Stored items
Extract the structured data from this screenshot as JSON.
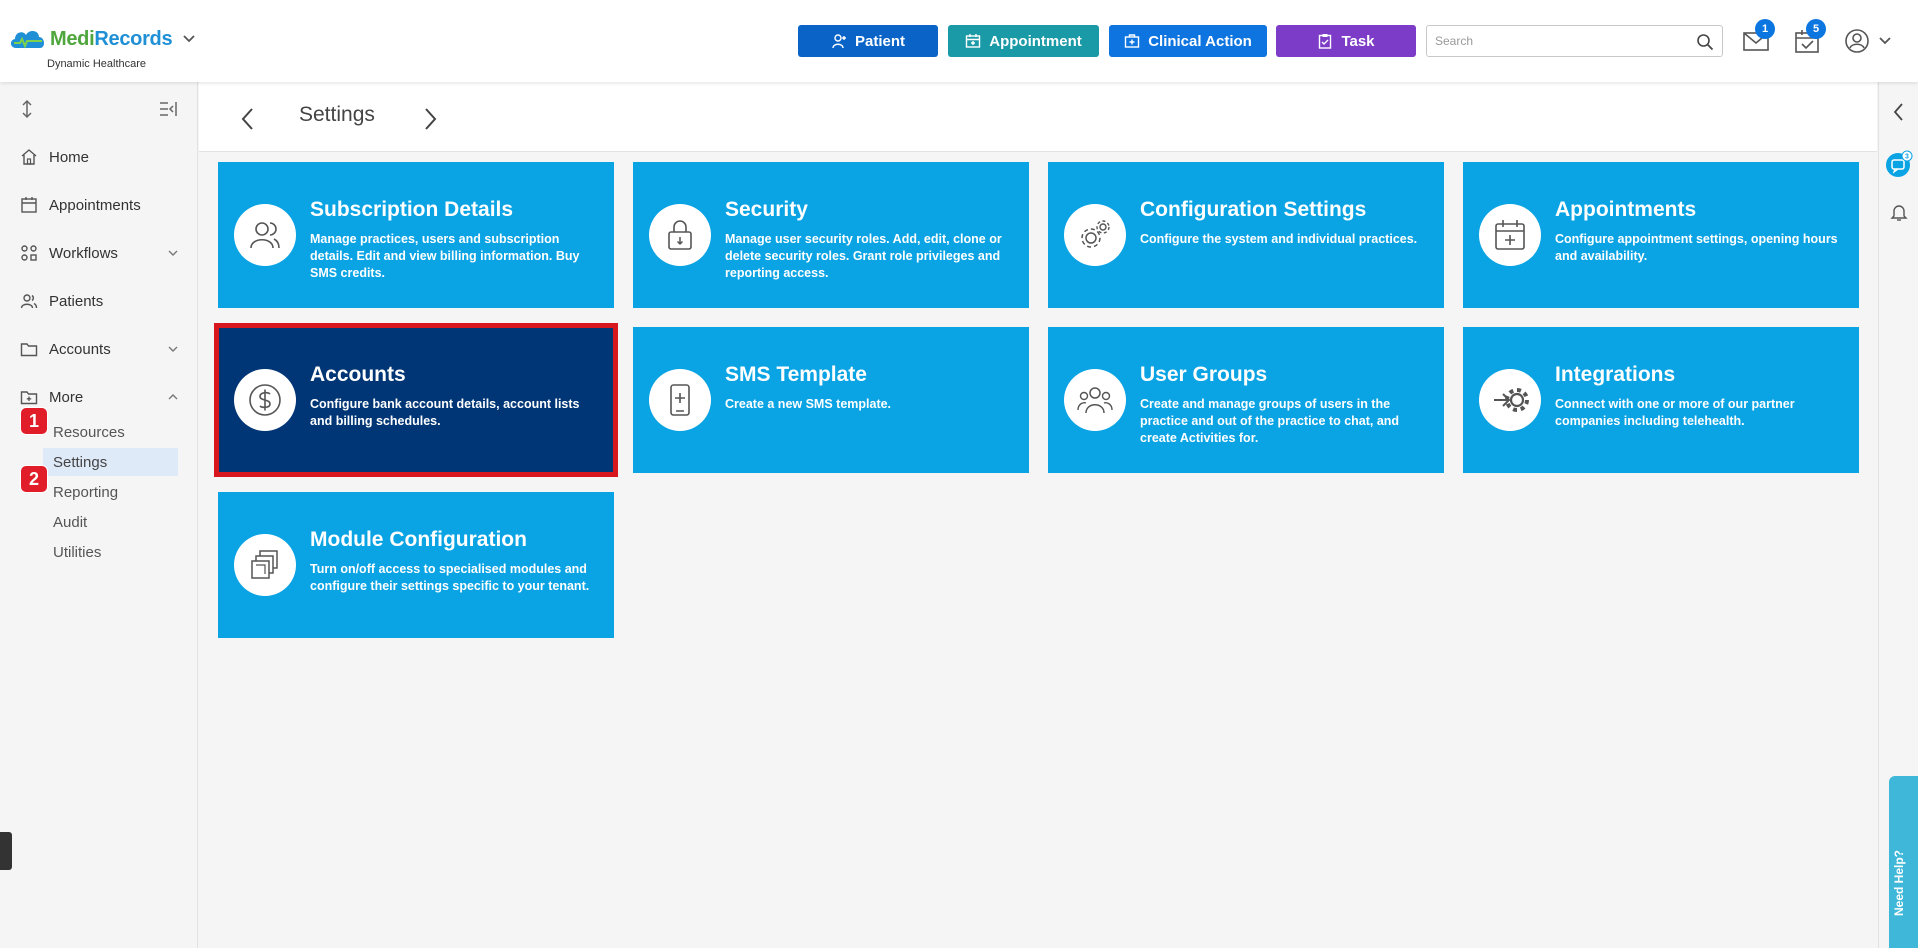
{
  "header": {
    "brand_medi": "Medi",
    "brand_records": "Records",
    "brand_subtitle": "Dynamic Healthcare",
    "buttons": {
      "patient": "Patient",
      "appointment": "Appointment",
      "clinical_action": "Clinical Action",
      "task": "Task"
    },
    "search_placeholder": "Search",
    "mail_badge": "1",
    "calendar_badge": "5"
  },
  "sidebar": {
    "items": [
      {
        "label": "Home"
      },
      {
        "label": "Appointments"
      },
      {
        "label": "Workflows"
      },
      {
        "label": "Patients"
      },
      {
        "label": "Accounts"
      },
      {
        "label": "More"
      }
    ],
    "more_subitems": [
      {
        "label": "Resources"
      },
      {
        "label": "Settings"
      },
      {
        "label": "Reporting"
      },
      {
        "label": "Audit"
      },
      {
        "label": "Utilities"
      }
    ],
    "active_subitem": "Settings",
    "step_markers": [
      "1",
      "2"
    ]
  },
  "page": {
    "title": "Settings"
  },
  "cards": [
    {
      "title": "Subscription Details",
      "desc": "Manage practices, users and subscription details. Edit and view billing information. Buy SMS credits.",
      "icon": "users-icon"
    },
    {
      "title": "Security",
      "desc": "Manage user security roles. Add, edit, clone or delete security roles. Grant role privileges and reporting access.",
      "icon": "lock-icon"
    },
    {
      "title": "Configuration Settings",
      "desc": "Configure the system and individual practices.",
      "icon": "gears-icon"
    },
    {
      "title": "Appointments",
      "desc": "Configure appointment settings, opening hours and availability.",
      "icon": "calendar-plus-icon"
    },
    {
      "title": "Accounts",
      "desc": "Configure bank account details, account lists and billing schedules.",
      "icon": "dollar-icon",
      "selected": true
    },
    {
      "title": "SMS Template",
      "desc": "Create a new SMS template.",
      "icon": "phone-plus-icon"
    },
    {
      "title": "User Groups",
      "desc": "Create and manage groups of users in the practice and out of the practice to chat, and create Activities for.",
      "icon": "user-group-icon"
    },
    {
      "title": "Integrations",
      "desc": "Connect with one or more of our partner companies including telehealth.",
      "icon": "integration-icon"
    },
    {
      "title": "Module Configuration",
      "desc": "Turn on/off access to specialised modules and configure their settings specific to your tenant.",
      "icon": "modules-icon"
    }
  ],
  "rail": {
    "chat_badge": "3",
    "need_help": "Need Help?"
  },
  "colors": {
    "card": "#0aa3e4",
    "card_selected": "#003675",
    "highlight_border": "#d8161e",
    "step_marker": "#e11d2a"
  }
}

Exercise requirements: What's needed is an exact copy of every entry, minus the pictures.

Exercise output:
Extract the structured data from this screenshot as JSON.
{
  "header": {
    "brand_medi": "Medi",
    "brand_records": "Records",
    "brand_subtitle": "Dynamic Healthcare",
    "buttons": {
      "patient": "Patient",
      "appointment": "Appointment",
      "clinical_action": "Clinical Action",
      "task": "Task"
    },
    "search_placeholder": "Search",
    "mail_badge": "1",
    "calendar_badge": "5"
  },
  "sidebar": {
    "items": [
      {
        "label": "Home"
      },
      {
        "label": "Appointments"
      },
      {
        "label": "Workflows"
      },
      {
        "label": "Patients"
      },
      {
        "label": "Accounts"
      },
      {
        "label": "More"
      }
    ],
    "more_subitems": [
      {
        "label": "Resources"
      },
      {
        "label": "Settings"
      },
      {
        "label": "Reporting"
      },
      {
        "label": "Audit"
      },
      {
        "label": "Utilities"
      }
    ],
    "active_subitem": "Settings",
    "step_markers": [
      "1",
      "2"
    ]
  },
  "page": {
    "title": "Settings"
  },
  "cards": [
    {
      "title": "Subscription Details",
      "desc": "Manage practices, users and subscription details. Edit and view billing information. Buy SMS credits.",
      "icon": "users-icon"
    },
    {
      "title": "Security",
      "desc": "Manage user security roles. Add, edit, clone or delete security roles. Grant role privileges and reporting access.",
      "icon": "lock-icon"
    },
    {
      "title": "Configuration Settings",
      "desc": "Configure the system and individual practices.",
      "icon": "gears-icon"
    },
    {
      "title": "Appointments",
      "desc": "Configure appointment settings, opening hours and availability.",
      "icon": "calendar-plus-icon"
    },
    {
      "title": "Accounts",
      "desc": "Configure bank account details, account lists and billing schedules.",
      "icon": "dollar-icon",
      "selected": true
    },
    {
      "title": "SMS Template",
      "desc": "Create a new SMS template.",
      "icon": "phone-plus-icon"
    },
    {
      "title": "User Groups",
      "desc": "Create and manage groups of users in the practice and out of the practice to chat, and create Activities for.",
      "icon": "user-group-icon"
    },
    {
      "title": "Integrations",
      "desc": "Connect with one or more of our partner companies including telehealth.",
      "icon": "integration-icon"
    },
    {
      "title": "Module Configuration",
      "desc": "Turn on/off access to specialised modules and configure their settings specific to your tenant.",
      "icon": "modules-icon"
    }
  ],
  "rail": {
    "chat_badge": "3",
    "need_help": "Need Help?"
  },
  "colors": {
    "card": "#0aa3e4",
    "card_selected": "#003675",
    "highlight_border": "#d8161e",
    "step_marker": "#e11d2a"
  }
}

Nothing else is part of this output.